## Exercise description
Pull every line holding the word "address" from the data below and copy it.

## Data in this exercise

┌────────

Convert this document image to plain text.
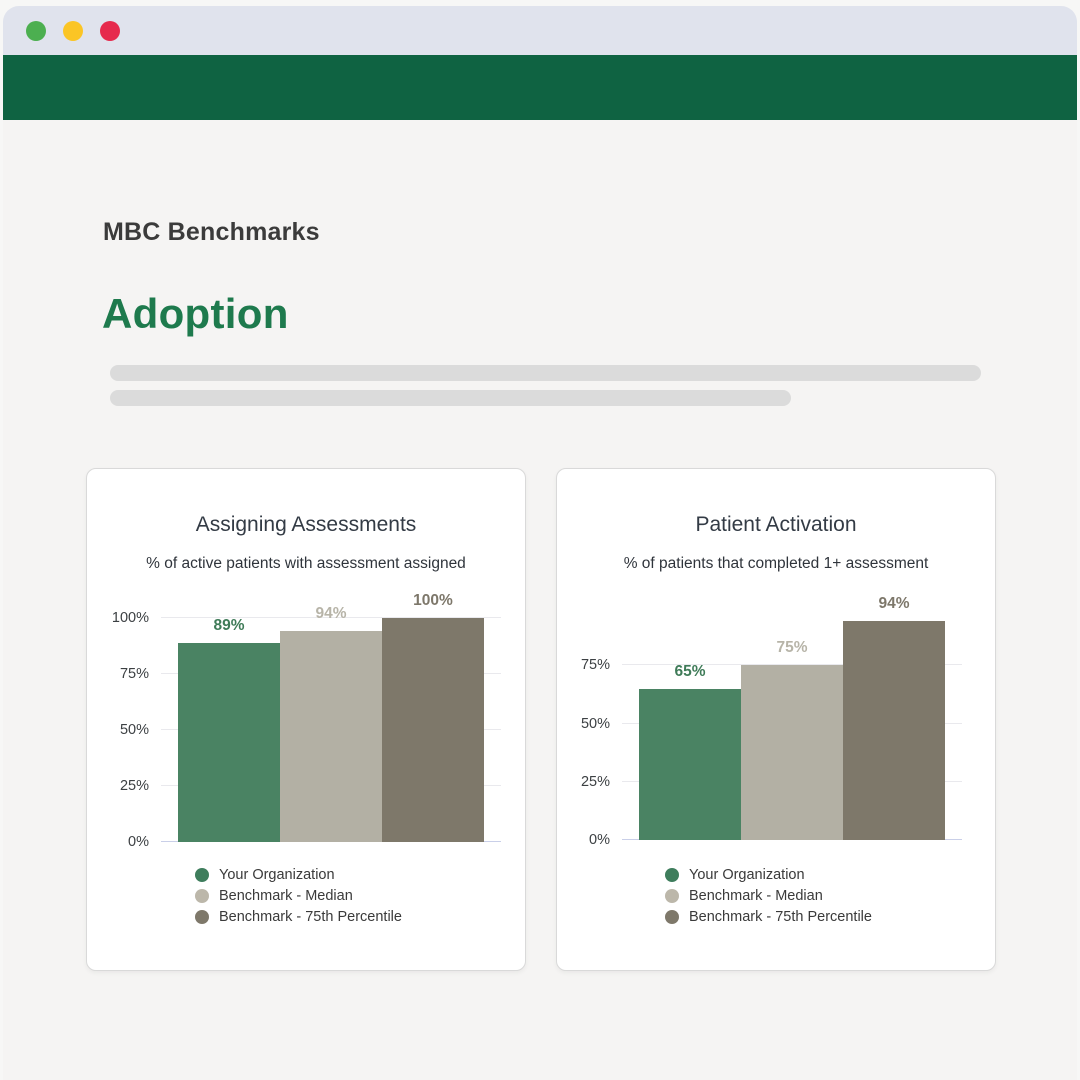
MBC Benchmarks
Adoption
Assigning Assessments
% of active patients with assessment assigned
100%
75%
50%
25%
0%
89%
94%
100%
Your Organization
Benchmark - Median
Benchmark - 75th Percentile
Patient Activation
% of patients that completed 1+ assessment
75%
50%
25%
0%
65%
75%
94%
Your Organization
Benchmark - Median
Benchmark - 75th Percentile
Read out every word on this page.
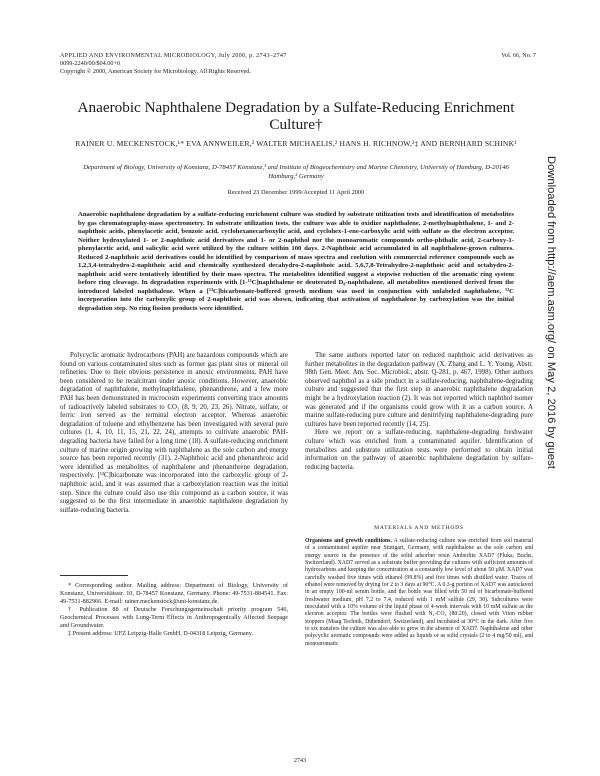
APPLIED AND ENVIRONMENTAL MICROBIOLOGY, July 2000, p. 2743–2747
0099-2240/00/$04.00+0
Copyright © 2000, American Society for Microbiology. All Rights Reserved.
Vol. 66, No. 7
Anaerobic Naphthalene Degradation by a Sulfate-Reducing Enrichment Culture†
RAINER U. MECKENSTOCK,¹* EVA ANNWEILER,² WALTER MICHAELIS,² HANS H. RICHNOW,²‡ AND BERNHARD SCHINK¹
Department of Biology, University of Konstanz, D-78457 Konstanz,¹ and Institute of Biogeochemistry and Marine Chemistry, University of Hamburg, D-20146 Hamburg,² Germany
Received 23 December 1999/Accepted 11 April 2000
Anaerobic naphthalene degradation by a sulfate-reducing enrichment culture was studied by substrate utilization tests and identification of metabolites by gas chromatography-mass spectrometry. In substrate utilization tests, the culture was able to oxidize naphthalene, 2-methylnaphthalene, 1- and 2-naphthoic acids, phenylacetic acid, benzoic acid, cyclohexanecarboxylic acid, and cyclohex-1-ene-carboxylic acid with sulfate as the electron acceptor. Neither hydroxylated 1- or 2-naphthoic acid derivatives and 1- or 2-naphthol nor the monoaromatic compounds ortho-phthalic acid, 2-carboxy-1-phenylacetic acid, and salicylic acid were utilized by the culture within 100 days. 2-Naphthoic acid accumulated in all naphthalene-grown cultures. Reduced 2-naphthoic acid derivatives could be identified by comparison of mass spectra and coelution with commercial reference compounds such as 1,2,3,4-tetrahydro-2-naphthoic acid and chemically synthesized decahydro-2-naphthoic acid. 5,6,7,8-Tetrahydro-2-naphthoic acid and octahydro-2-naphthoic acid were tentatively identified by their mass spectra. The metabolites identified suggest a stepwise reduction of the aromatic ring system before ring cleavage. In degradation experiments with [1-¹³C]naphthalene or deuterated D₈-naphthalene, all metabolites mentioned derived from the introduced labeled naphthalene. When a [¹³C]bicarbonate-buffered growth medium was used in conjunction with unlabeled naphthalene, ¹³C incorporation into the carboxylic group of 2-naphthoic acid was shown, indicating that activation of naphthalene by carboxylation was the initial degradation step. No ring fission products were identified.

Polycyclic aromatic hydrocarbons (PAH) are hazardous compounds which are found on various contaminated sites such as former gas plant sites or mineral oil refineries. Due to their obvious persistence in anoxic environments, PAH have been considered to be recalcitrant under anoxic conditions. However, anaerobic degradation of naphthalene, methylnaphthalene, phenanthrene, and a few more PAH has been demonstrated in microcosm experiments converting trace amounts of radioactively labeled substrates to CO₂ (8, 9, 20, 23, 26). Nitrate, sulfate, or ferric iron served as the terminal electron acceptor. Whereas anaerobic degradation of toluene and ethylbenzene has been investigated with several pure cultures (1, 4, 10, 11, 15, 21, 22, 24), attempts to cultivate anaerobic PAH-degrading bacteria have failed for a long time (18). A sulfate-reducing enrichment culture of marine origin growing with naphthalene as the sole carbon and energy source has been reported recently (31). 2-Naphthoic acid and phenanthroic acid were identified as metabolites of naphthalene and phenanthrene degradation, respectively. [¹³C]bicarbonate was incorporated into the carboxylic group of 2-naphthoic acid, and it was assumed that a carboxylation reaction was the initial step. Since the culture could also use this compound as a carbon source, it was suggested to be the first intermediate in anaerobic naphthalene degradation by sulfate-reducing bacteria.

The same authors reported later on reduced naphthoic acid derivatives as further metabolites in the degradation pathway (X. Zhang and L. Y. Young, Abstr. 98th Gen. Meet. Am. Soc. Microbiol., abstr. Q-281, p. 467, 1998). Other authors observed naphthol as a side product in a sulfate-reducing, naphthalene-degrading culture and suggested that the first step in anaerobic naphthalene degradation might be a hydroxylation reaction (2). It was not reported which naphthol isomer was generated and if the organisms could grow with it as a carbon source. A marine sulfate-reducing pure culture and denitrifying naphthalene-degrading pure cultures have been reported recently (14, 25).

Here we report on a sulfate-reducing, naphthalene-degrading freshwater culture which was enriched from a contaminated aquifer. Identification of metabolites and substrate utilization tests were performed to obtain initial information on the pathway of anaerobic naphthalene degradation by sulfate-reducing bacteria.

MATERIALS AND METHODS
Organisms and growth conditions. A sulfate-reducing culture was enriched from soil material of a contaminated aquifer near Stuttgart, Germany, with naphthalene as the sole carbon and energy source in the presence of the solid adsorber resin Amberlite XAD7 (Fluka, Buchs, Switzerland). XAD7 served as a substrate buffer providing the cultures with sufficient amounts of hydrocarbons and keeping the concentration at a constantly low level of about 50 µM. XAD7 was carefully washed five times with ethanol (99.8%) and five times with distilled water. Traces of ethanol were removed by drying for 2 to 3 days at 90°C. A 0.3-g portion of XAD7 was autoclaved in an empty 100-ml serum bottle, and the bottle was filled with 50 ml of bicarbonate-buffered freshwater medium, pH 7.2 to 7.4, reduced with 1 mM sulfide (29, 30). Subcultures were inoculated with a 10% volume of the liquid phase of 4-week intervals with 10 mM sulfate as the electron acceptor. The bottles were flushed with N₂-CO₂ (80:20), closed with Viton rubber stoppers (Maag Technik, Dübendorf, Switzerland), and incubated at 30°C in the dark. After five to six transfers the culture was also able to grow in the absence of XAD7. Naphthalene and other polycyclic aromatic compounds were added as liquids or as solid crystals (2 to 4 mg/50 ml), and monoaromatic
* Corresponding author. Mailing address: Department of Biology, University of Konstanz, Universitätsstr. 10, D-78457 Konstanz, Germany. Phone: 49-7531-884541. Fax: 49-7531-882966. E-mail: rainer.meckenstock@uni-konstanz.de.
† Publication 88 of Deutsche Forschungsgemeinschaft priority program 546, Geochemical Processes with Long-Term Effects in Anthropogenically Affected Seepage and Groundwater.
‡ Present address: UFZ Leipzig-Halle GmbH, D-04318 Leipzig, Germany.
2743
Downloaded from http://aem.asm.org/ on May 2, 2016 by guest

└────────

## Your response
* Corresponding author. Mailing address: Department of Biology, University of Konstanz, Universitätsstr. 10, D-78457 Konstanz, Germany. Phone: 49-7531-884541. Fax: 49-7531-882966. E-mail: rainer.meckenstock@uni-konstanz.de.
‡ Present address: UFZ Leipzig-Halle GmbH, D-04318 Leipzig, Germany.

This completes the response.